## ENTRIES PROVIDED
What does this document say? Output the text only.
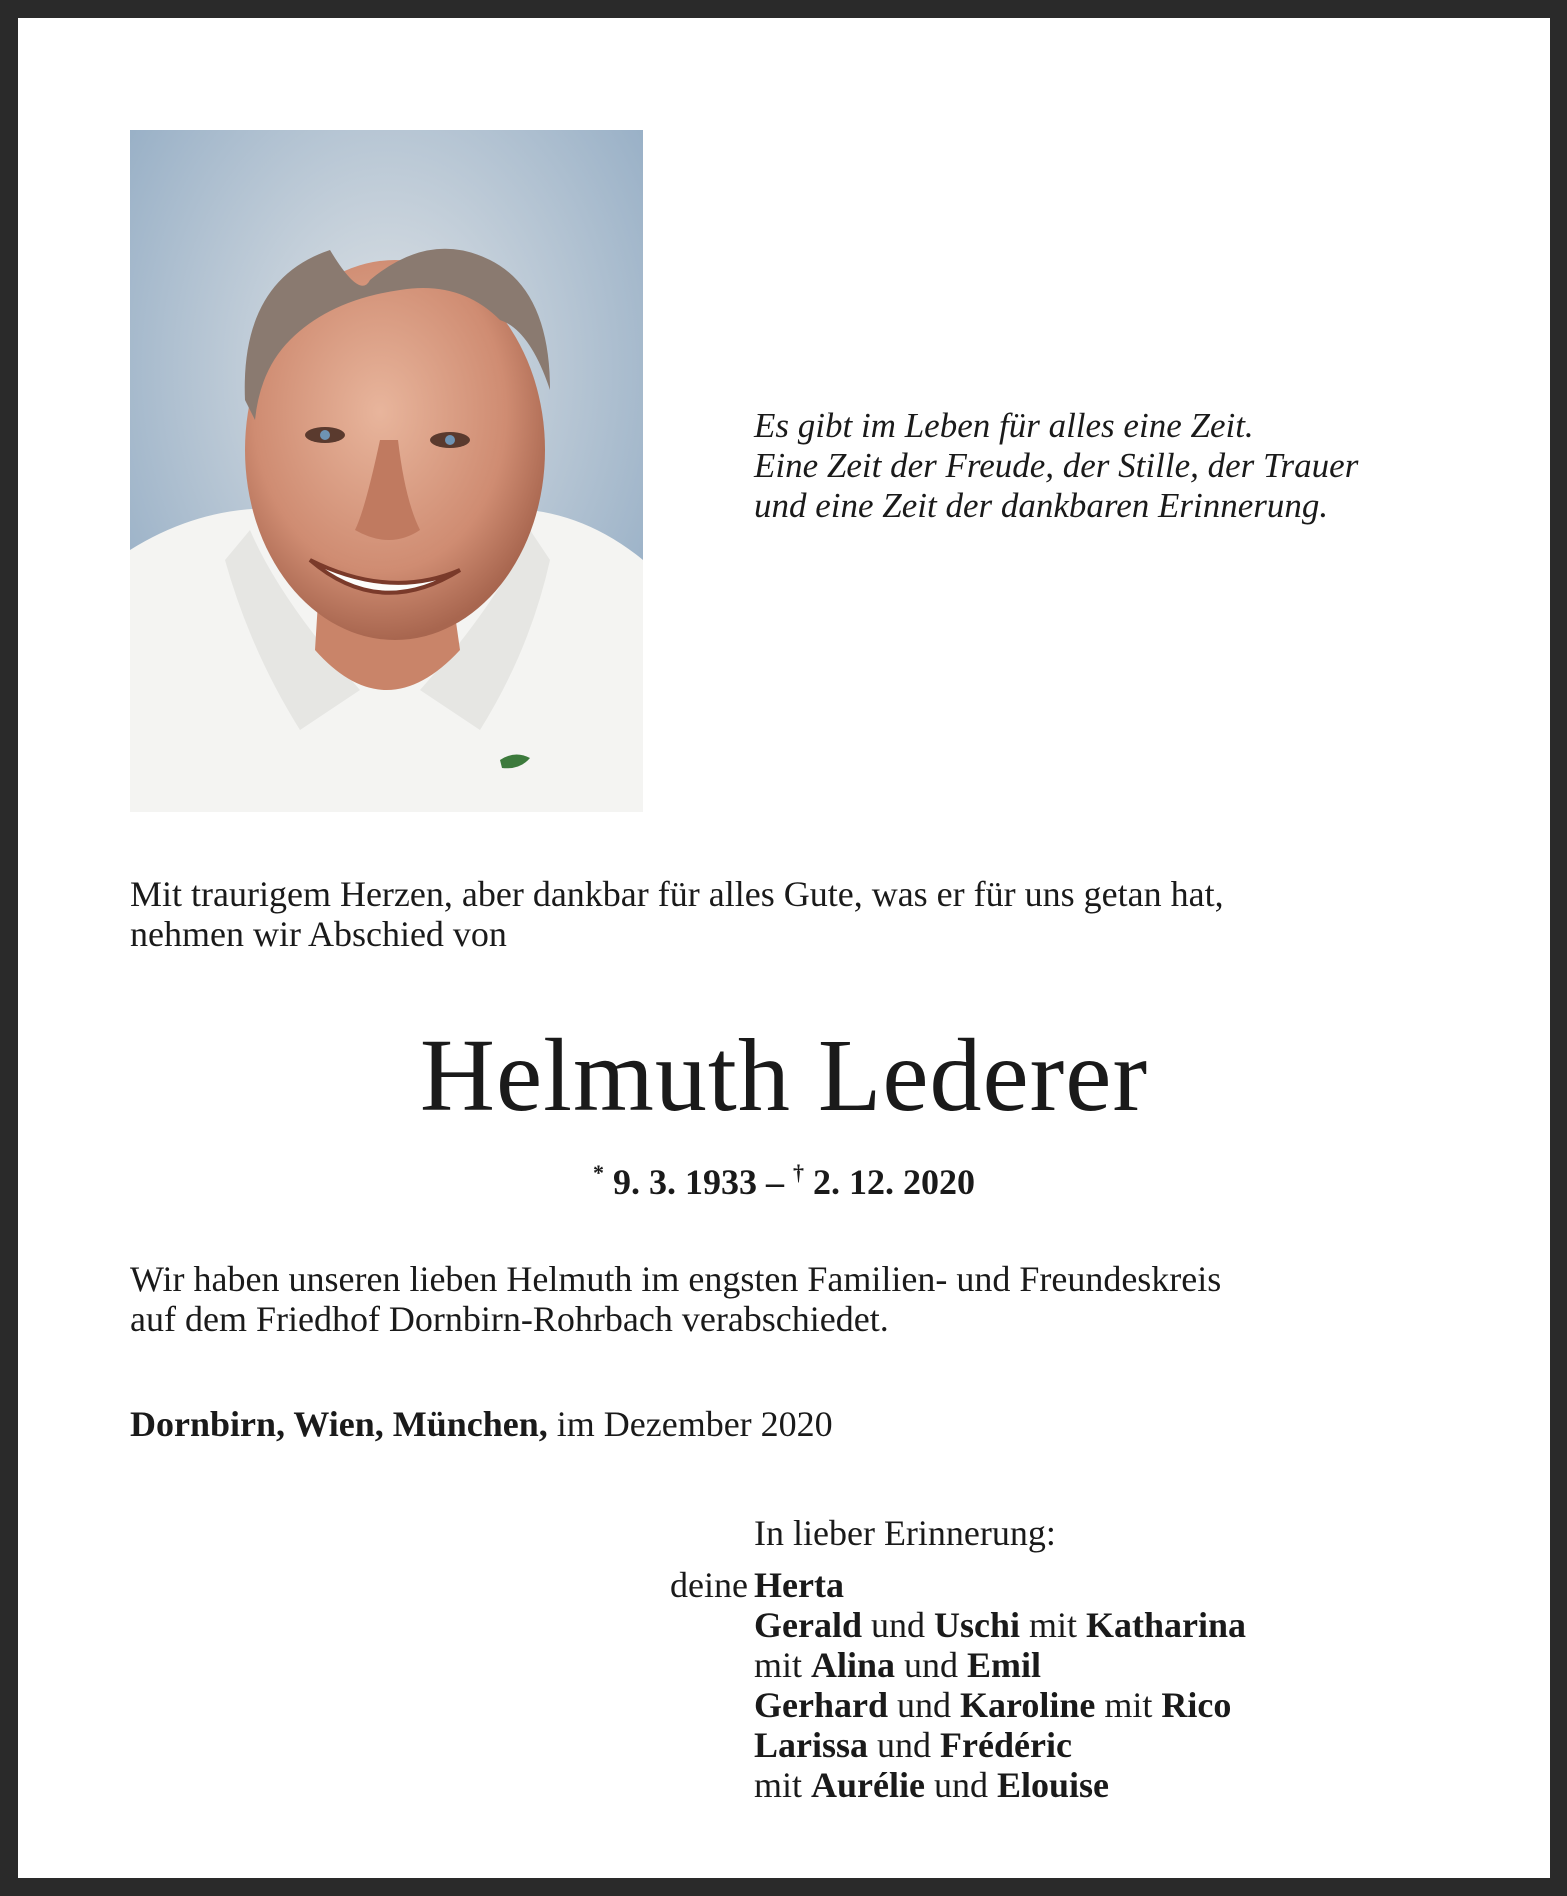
Es gibt im Leben für alles eine Zeit.
Eine Zeit der Freude, der Stille, der Trauer
und eine Zeit der dankbaren Erinnerung.
Mit traurigem Herzen, aber dankbar für alles Gute, was er für uns getan hat,
nehmen wir Abschied von
Helmuth Lederer
* 9. 3. 1933 – † 2. 12. 2020
Wir haben unseren lieben Helmuth im engsten Familien- und Freundeskreis
auf dem Friedhof Dornbirn-Rohrbach verabschiedet.
Dornbirn, Wien, München, im Dezember 2020
In lieber Erinnerung:
deine Herta
Gerald und Uschi mit Katharina
mit Alina und Emil
Gerhard und Karoline mit Rico
Larissa und Frédéric
mit Aurélie und Elouise
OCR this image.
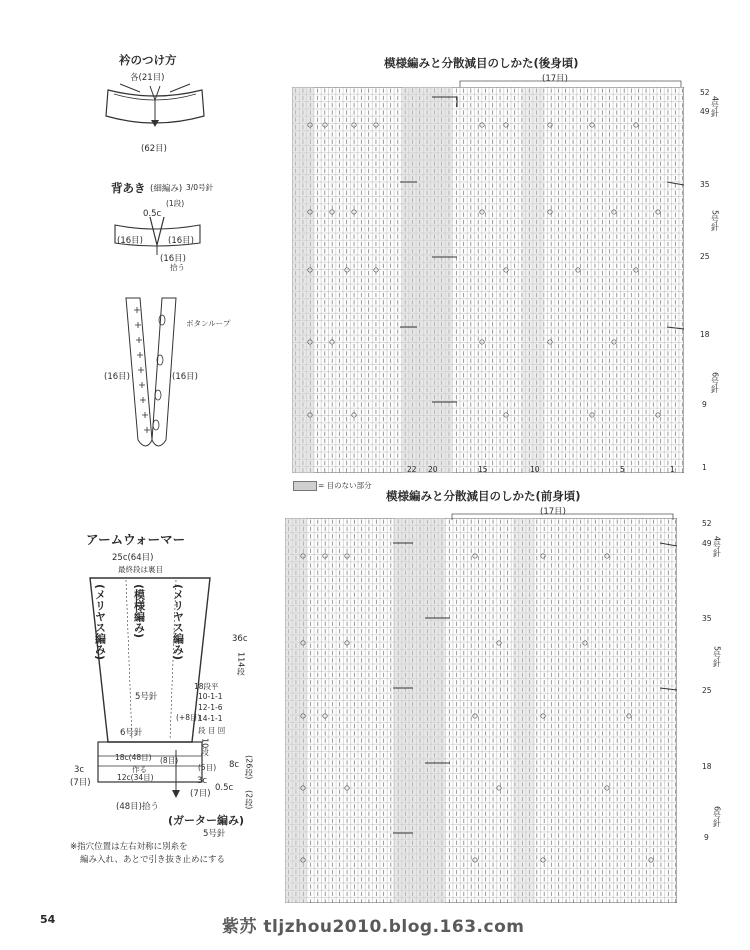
衿のつけ方
各(21目)
(62目)
背あき (細編み) 3/0号針
(1段)
0.5c
(16目)	(16目)
(16目)
拾う
ボタンループ
(16目)	(16目)
アームウォーマー
25c(64目)
最終段は裏目
(メリヤス編み) (模様編み) (メリヤス編み)
5号針
6号針
36c
114段
18段平
10-1-1
12-1-6
14-1-1
段 目 回
(+8目)
10段
18c(48目)
作る
(8目)
(5目)
12c(34目)
3c
(7目)	3c
(7目)
8c (26段)
(2段)
0.5c
(48目)拾う
(ガーター編み)
5号針
※指穴位置は左右対称に別糸を
編み入れ、あとで引き抜き止めにする
模様編みと分散減目のしかた(後身頃)
(17目)
52
49
35
25
18
9
1
4号針
5号針
6号針
22 20	15	10	5	1
= 目のない部分
模様編みと分散減目のしかた(前身頃)
(17目)
52
49
35
25
18
9
4号針
5号針
6号針
54	紫苏 tljzhou2010.blog.163.com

## SHORT EXERCISE
Print every record above exactly as written, leaving out the pictures.

## OUTPUT BELOW
What does this document say? Output the text only.
Es gibt im Leben für alles eine Zeit.
Eine Zeit der Freude, der Stille, der Trauer
und eine Zeit der dankbaren Erinnerung.
Mit traurigem Herzen, aber dankbar für alles Gute, was er für uns getan hat,
nehmen wir Abschied von
Helmuth Lederer
* 9. 3. 1933 – † 2. 12. 2020
Wir haben unseren lieben Helmuth im engsten Familien- und Freundeskreis
auf dem Friedhof Dornbirn-Rohrbach verabschiedet.
Dornbirn, Wien, München, im Dezember 2020
In lieber Erinnerung:
deine Herta
Gerald und Uschi mit Katharina
mit Alina und Emil
Gerhard und Karoline mit Rico
Larissa und Frédéric
mit Aurélie und Elouise
OCR this image.
衿のつけ方
各(21目)
(62目)
背あき (細編み) 3/0号針
(1段)
0.5c
(16目)	(16目)
(16目)
拾う
ボタンループ
(16目)	(16目)
アームウォーマー
25c(64目)
最終段は裏目
(メリヤス編み) (模様編み) (メリヤス編み)
5号針
6号針
36c
114段
18段平
10-1-1
12-1-6
14-1-1
段 目 回
(+8目)
10段
18c(48目)
作る
(8目)
(5目)
12c(34目)
3c
(7目)	3c
(7目)
8c (26段)
(2段)
0.5c
(48目)拾う
(ガーター編み)
5号針
※指穴位置は左右対称に別糸を
編み入れ、あとで引き抜き止めにする
模様編みと分散減目のしかた(後身頃)
(17目)
52
49
35
25
18
9
1
4号針
5号針
6号針
22 20	15	10	5	1
= 目のない部分
模様編みと分散減目のしかた(前身頃)
(17目)
52
49
35
25
18
9
4号針
5号針
6号針
54	紫苏 tljzhou2010.blog.163.com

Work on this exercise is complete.